## begin

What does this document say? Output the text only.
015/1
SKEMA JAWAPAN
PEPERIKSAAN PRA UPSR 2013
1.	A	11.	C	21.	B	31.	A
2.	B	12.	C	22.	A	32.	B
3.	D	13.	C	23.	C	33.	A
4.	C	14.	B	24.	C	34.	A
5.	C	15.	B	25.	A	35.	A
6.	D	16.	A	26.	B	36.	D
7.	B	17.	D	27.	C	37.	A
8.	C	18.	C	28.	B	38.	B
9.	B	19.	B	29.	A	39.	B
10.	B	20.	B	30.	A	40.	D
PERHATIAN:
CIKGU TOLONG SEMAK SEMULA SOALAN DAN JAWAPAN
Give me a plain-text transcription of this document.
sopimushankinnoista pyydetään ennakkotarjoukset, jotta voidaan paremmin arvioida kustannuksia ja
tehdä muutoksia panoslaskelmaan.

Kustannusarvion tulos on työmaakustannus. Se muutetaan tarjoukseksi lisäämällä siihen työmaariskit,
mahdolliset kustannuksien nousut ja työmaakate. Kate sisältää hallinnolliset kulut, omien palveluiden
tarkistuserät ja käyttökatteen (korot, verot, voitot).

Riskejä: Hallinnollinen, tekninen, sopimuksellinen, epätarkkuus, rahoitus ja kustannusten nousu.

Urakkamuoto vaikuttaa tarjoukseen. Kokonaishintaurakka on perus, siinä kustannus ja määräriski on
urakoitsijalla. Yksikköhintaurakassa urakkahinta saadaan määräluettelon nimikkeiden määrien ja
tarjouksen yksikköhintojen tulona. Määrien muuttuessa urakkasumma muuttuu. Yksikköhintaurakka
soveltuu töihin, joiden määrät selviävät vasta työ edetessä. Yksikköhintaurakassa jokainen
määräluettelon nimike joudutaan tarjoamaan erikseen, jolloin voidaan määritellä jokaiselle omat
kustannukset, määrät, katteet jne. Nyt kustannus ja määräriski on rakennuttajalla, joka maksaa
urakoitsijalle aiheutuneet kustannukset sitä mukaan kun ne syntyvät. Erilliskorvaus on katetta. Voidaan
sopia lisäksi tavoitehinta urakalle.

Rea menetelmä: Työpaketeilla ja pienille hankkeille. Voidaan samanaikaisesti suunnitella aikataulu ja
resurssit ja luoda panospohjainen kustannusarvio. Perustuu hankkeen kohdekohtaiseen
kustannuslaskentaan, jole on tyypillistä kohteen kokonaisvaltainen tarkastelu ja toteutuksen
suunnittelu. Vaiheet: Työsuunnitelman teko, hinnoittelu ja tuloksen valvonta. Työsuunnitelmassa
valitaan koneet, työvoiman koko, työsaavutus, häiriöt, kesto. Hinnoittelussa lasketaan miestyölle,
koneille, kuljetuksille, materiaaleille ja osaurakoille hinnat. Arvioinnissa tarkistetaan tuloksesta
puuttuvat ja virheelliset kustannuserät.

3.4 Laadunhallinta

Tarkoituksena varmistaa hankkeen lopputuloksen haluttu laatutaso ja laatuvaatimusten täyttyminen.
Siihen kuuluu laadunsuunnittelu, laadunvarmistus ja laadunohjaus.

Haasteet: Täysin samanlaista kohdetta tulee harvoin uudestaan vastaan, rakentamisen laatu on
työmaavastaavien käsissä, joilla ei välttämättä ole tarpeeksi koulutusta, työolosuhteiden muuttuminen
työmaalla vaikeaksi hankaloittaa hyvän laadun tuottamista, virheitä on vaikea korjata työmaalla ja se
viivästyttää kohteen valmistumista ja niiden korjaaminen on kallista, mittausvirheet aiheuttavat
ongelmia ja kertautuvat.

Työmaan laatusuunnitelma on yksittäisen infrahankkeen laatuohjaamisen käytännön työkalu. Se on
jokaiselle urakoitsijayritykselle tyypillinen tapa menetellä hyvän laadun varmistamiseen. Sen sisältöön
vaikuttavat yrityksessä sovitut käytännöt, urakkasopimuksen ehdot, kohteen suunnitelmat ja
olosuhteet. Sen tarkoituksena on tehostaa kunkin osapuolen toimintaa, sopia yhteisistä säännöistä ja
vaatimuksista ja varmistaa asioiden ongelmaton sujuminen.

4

## end

:: Work to be completed ::
Copy out the material word for word and line for line.

:: Solution for this task ::
What does this document say? Output the text only.
015/1
SKEMA JAWAPAN
PEPERIKSAAN PRA UPSR 2013
1.	A	11.	C	21.	B	31.	A
2.	B	12.	C	22.	A	32.	B
3.	D	13.	C	23.	C	33.	A
4.	C	14.	B	24.	C	34.	A
5.	C	15.	B	25.	A	35.	A
6.	D	16.	A	26.	B	36.	D
7.	B	17.	D	27.	C	37.	A
8.	C	18.	C	28.	B	38.	B
9.	B	19.	B	29.	A	39.	B
10.	B	20.	B	30.	A	40.	D
PERHATIAN:
CIKGU TOLONG SEMAK SEMULA SOALAN DAN JAWAPAN
Give me a plain-text transcription of this document.
sopimushankinnoista pyydetään ennakkotarjoukset, jotta voidaan paremmin arvioida kustannuksia ja
tehdä muutoksia panoslaskelmaan.

Kustannusarvion tulos on työmaakustannus. Se muutetaan tarjoukseksi lisäämällä siihen työmaariskit,
mahdolliset kustannuksien nousut ja työmaakate. Kate sisältää hallinnolliset kulut, omien palveluiden
tarkistuserät ja käyttökatteen (korot, verot, voitot).

Riskejä: Hallinnollinen, tekninen, sopimuksellinen, epätarkkuus, rahoitus ja kustannusten nousu.

Urakkamuoto vaikuttaa tarjoukseen. Kokonaishintaurakka on perus, siinä kustannus ja määräriski on
urakoitsijalla. Yksikköhintaurakassa urakkahinta saadaan määräluettelon nimikkeiden määrien ja
tarjouksen yksikköhintojen tulona. Määrien muuttuessa urakkasumma muuttuu. Yksikköhintaurakka
soveltuu töihin, joiden määrät selviävät vasta työ edetessä. Yksikköhintaurakassa jokainen
määräluettelon nimike joudutaan tarjoamaan erikseen, jolloin voidaan määritellä jokaiselle omat
kustannukset, määrät, katteet jne. Nyt kustannus ja määräriski on rakennuttajalla, joka maksaa
urakoitsijalle aiheutuneet kustannukset sitä mukaan kun ne syntyvät. Erilliskorvaus on katetta. Voidaan
sopia lisäksi tavoitehinta urakalle.

Rea menetelmä: Työpaketeilla ja pienille hankkeille. Voidaan samanaikaisesti suunnitella aikataulu ja
resurssit ja luoda panospohjainen kustannusarvio. Perustuu hankkeen kohdekohtaiseen
kustannuslaskentaan, jole on tyypillistä kohteen kokonaisvaltainen tarkastelu ja toteutuksen
suunnittelu. Vaiheet: Työsuunnitelman teko, hinnoittelu ja tuloksen valvonta. Työsuunnitelmassa
valitaan koneet, työvoiman koko, työsaavutus, häiriöt, kesto. Hinnoittelussa lasketaan miestyölle,
koneille, kuljetuksille, materiaaleille ja osaurakoille hinnat. Arvioinnissa tarkistetaan tuloksesta
puuttuvat ja virheelliset kustannuserät.

3.4 Laadunhallinta

Tarkoituksena varmistaa hankkeen lopputuloksen haluttu laatutaso ja laatuvaatimusten täyttyminen.
Siihen kuuluu laadunsuunnittelu, laadunvarmistus ja laadunohjaus.

Haasteet: Täysin samanlaista kohdetta tulee harvoin uudestaan vastaan, rakentamisen laatu on
työmaavastaavien käsissä, joilla ei välttämättä ole tarpeeksi koulutusta, työolosuhteiden muuttuminen
työmaalla vaikeaksi hankaloittaa hyvän laadun tuottamista, virheitä on vaikea korjata työmaalla ja se
viivästyttää kohteen valmistumista ja niiden korjaaminen on kallista, mittausvirheet aiheuttavat
ongelmia ja kertautuvat.

Työmaan laatusuunnitelma on yksittäisen infrahankkeen laatuohjaamisen käytännön työkalu. Se on
jokaiselle urakoitsijayritykselle tyypillinen tapa menetellä hyvän laadun varmistamiseen. Sen sisältöön
vaikuttavat yrityksessä sovitut käytännöt, urakkasopimuksen ehdot, kohteen suunnitelmat ja
olosuhteet. Sen tarkoituksena on tehostaa kunkin osapuolen toimintaa, sopia yhteisistä säännöistä ja
vaatimuksista ja varmistaa asioiden ongelmaton sujuminen.

4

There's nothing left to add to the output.